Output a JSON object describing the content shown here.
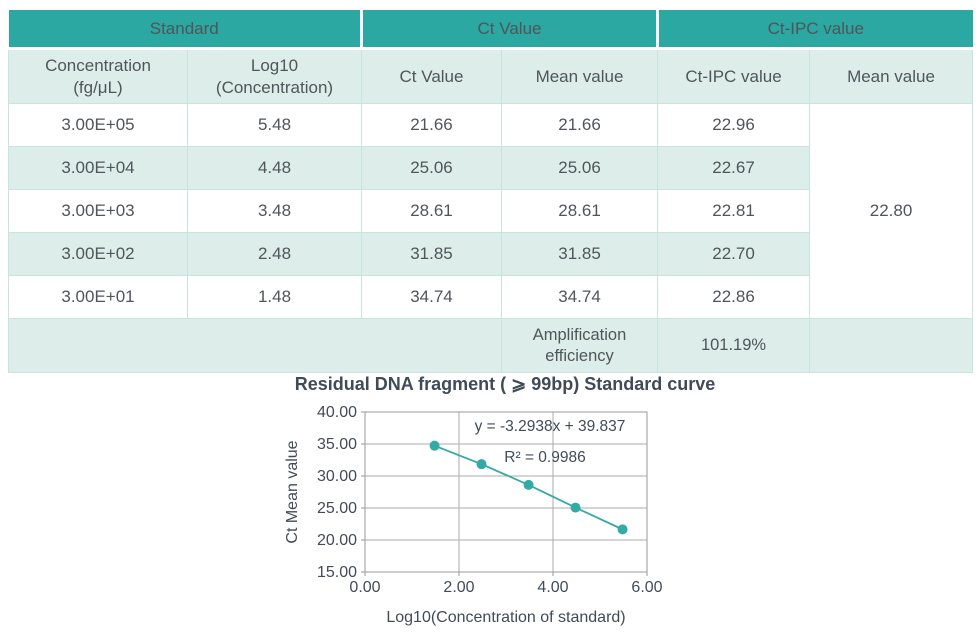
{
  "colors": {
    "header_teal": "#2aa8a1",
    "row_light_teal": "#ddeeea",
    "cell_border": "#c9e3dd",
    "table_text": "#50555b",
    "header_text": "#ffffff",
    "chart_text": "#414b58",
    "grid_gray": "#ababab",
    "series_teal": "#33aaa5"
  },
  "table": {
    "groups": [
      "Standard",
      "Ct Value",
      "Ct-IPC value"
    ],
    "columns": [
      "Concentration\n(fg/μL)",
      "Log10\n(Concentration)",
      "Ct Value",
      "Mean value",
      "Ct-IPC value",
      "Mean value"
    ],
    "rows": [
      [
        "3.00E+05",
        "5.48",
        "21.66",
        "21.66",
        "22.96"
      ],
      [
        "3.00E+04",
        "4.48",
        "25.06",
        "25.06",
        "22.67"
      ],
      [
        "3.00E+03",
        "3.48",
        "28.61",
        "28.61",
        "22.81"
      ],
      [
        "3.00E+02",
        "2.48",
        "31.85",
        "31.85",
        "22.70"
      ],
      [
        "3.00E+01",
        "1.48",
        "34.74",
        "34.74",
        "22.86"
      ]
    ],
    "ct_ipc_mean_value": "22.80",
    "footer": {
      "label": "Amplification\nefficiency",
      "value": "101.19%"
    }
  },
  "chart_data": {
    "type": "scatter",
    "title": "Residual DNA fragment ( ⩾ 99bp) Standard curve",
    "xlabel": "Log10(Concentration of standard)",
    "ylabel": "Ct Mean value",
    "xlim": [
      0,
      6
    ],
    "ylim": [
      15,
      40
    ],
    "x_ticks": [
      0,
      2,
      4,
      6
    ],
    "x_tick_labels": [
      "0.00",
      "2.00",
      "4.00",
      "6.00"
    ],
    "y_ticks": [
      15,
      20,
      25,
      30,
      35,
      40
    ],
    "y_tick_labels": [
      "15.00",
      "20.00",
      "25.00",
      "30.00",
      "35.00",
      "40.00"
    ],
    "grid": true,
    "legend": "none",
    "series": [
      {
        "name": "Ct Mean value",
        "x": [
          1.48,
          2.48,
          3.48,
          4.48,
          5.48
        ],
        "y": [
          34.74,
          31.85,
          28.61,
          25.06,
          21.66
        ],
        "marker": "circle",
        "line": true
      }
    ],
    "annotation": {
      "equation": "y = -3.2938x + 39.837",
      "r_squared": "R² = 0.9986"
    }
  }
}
------------------------------------------------------------------------
◆ Problem requirements
Copy the data character for character, but drop all pictures from the copy.

◆ Reply to the exercise
Output a JSON object describing the content shown here.
{
  "colors": {
    "header_teal": "#2aa8a1",
    "row_light_teal": "#ddeeea",
    "cell_border": "#c9e3dd",
    "table_text": "#50555b",
    "header_text": "#ffffff",
    "chart_text": "#414b58",
    "grid_gray": "#ababab",
    "series_teal": "#33aaa5"
  },
  "table": {
    "groups": [
      "Standard",
      "Ct Value",
      "Ct-IPC value"
    ],
    "columns": [
      "Concentration\n(fg/μL)",
      "Log10\n(Concentration)",
      "Ct Value",
      "Mean value",
      "Ct-IPC value",
      "Mean value"
    ],
    "rows": [
      [
        "3.00E+05",
        "5.48",
        "21.66",
        "21.66",
        "22.96"
      ],
      [
        "3.00E+04",
        "4.48",
        "25.06",
        "25.06",
        "22.67"
      ],
      [
        "3.00E+03",
        "3.48",
        "28.61",
        "28.61",
        "22.81"
      ],
      [
        "3.00E+02",
        "2.48",
        "31.85",
        "31.85",
        "22.70"
      ],
      [
        "3.00E+01",
        "1.48",
        "34.74",
        "34.74",
        "22.86"
      ]
    ],
    "ct_ipc_mean_value": "22.80",
    "footer": {
      "label": "Amplification\nefficiency",
      "value": "101.19%"
    }
  },
  "chart_data": {
    "type": "scatter",
    "title": "Residual DNA fragment ( ⩾ 99bp) Standard curve",
    "xlabel": "Log10(Concentration of standard)",
    "ylabel": "Ct Mean value",
    "xlim": [
      0,
      6
    ],
    "ylim": [
      15,
      40
    ],
    "x_ticks": [
      0,
      2,
      4,
      6
    ],
    "x_tick_labels": [
      "0.00",
      "2.00",
      "4.00",
      "6.00"
    ],
    "y_ticks": [
      15,
      20,
      25,
      30,
      35,
      40
    ],
    "y_tick_labels": [
      "15.00",
      "20.00",
      "25.00",
      "30.00",
      "35.00",
      "40.00"
    ],
    "grid": true,
    "legend": "none",
    "series": [
      {
        "name": "Ct Mean value",
        "x": [
          1.48,
          2.48,
          3.48,
          4.48,
          5.48
        ],
        "y": [
          34.74,
          31.85,
          28.61,
          25.06,
          21.66
        ],
        "marker": "circle",
        "line": true
      }
    ],
    "annotation": {
      "equation": "y = -3.2938x + 39.837",
      "r_squared": "R² = 0.9986"
    }
  }
}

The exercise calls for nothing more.